▶ _TO BE DONE_
In the material below, identify each line bearing the word "数の性質". Reproduce those lines.

[Records from a data collection]
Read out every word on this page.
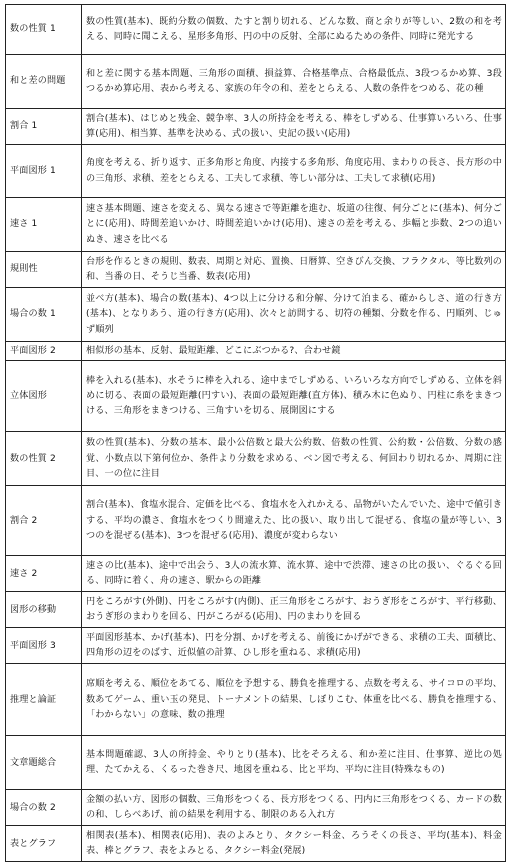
数の性質 1	数の性質(基本)、既約分数の個数、たすと割り切れる、どんな数、商と余りが等しい、2数の和を考える、同時に聞こえる、星形多角形、円の中の反射、全部にぬるための条件、同時に発光する
和と差の問題	和と差に関する基本問題、三角形の面積、損益算、合格基準点、合格最低点、3段つるかめ算、3段つるかめ算応用、表から考える、家族の年令の和、差をとらえる、人数の条件をつめる、花の種
割合 1	割合(基本)、はじめと残金、競争率、3人の所持金を考える、棒をしずめる、仕事算いろいろ、仕事算(応用)、相当算、基準を決める、式の扱い、史記の扱い(応用)
平面図形 1	角度を考える、折り返す、正多角形と角度、内接する多角形、角度応用、まわりの長さ、長方形の中の三角形、求積、差をとらえる、工夫して求積、等しい部分は、工夫して求積(応用)
速さ 1	速さ基本問題、速さを変える、異なる速さで等距離を進む、坂道の往復、何分ごとに(基本)、何分ごとに(応用)、時間差追いかけ、時間差追いかけ(応用)、速さの差を考える、歩幅と歩数、2つの追いぬき、速さを比べる
規則性	台形を作るときの規則、数表、周期と対応、置換、日暦算、空きびん交換、フラクタル、等比数列の和、当番の日、そうじ当番、数表(応用)
場合の数 1	並べ方(基本)、場合の数(基本)、4つ以上に分ける和分解、分けて泊まる、確からしさ、道の行き方(基本)、となりあう、道の行き方(応用)、次々と訪問する、切符の種類、分数を作る、円順列、じゅず順列
平面図形 2	相似形の基本、反射、最短距離、どこにぶつかる?、合わせ鏡
立体図形	棒を入れる(基本)、水そうに棒を入れる、途中までしずめる、いろいろな方向でしずめる、立体を斜めに切る、表面の最短距離(円すい)、表面の最短距離(直方体)、積み木に色ぬり、円柱に糸をまきつける、三角形をまきつける、三角すいを切る、展開図にする
数の性質 2	数の性質(基本)、分数の基本、最小公倍数と最大公約数、倍数の性質、公約数・公倍数、分数の感覚、小数点以下第何位か、条件より分数を求める、ベン図で考える、何回わり切れるか、周期に注目、一の位に注目
割合 2	割合(基本)、食塩水混合、定価を比べる、食塩水を入れかえる、品物がいたんでいた、途中で値引きする、平均の濃さ、食塩水をつくり間違えた、比の扱い、取り出して混ぜる、食塩の量が等しい、3つのを混ぜる(基本)、3つを混ぜる(応用)、濃度が変わらない
速さ 2	速さの比(基本)、途中で出会う、3人の流水算、流水算、途中で渋滞、速さの比の扱い、ぐるぐる回る、同時に着く、舟の速さ、駅からの距離
図形の移動	円をころがす(外側)、円をころがす(内側)、正三角形をころがす、おうぎ形をころがす、平行移動、おうぎ形のまわりを回る、円がころがる(応用)、円のまわりを回る
平面図形 3	平面図形基本、かげ(基本)、円を分割、かげを考える、前後にかげができる、求積の工夫、面積比、四角形の辺をのばす、近似値の計算、ひし形を重ねる、求積(応用)
推理と論証	席順を考える、順位をあてる、順位を予想する、勝負を推理する、点数を考える、サイコロの平均、数あてゲーム、重い玉の発見、トーナメントの結果、しぼりこむ、体重を比べる、勝負を推理する、「わからない」の意味、数の推理
文章題総合	基本問題確認、3人の所持金、やりとり(基本)、比をそろえる、和か差に注目、仕事算、逆比の処理、たてかえる、くるった巻き尺、地図を重ねる、比と平均、平均に注目(特殊なもの)
場合の数 2	金額の払い方、図形の個数、三角形をつくる、長方形をつくる、円内に三角形をつくる、カードの数の和、しらべあげ、前の結果を利用する、制限のある入れ方
表とグラフ	相関表(基本)、相関表(応用)、表のよみとり、タクシー料金、ろうそくの長さ、平均(基本)、料金表、棒とグラフ、表をよみとる、タクシー料金(発展)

▶ _SOLVED PROBLEM_
数の性質 1	数の性質(基本)、既約分数の個数、たすと割り切れる、どんな数、商と余りが等しい、2数の和を考える、同時に聞こえる、星形多角形、円の中の反射、全部にぬるための条件、同時に発光する
数の性質 2	数の性質(基本)、分数の基本、最小公倍数と最大公約数、倍数の性質、公約数・公倍数、分数の感覚、小数点以下第何位か、条件より分数を求める、ベン図で考える、何回わり切れるか、周期に注目、一の位に注目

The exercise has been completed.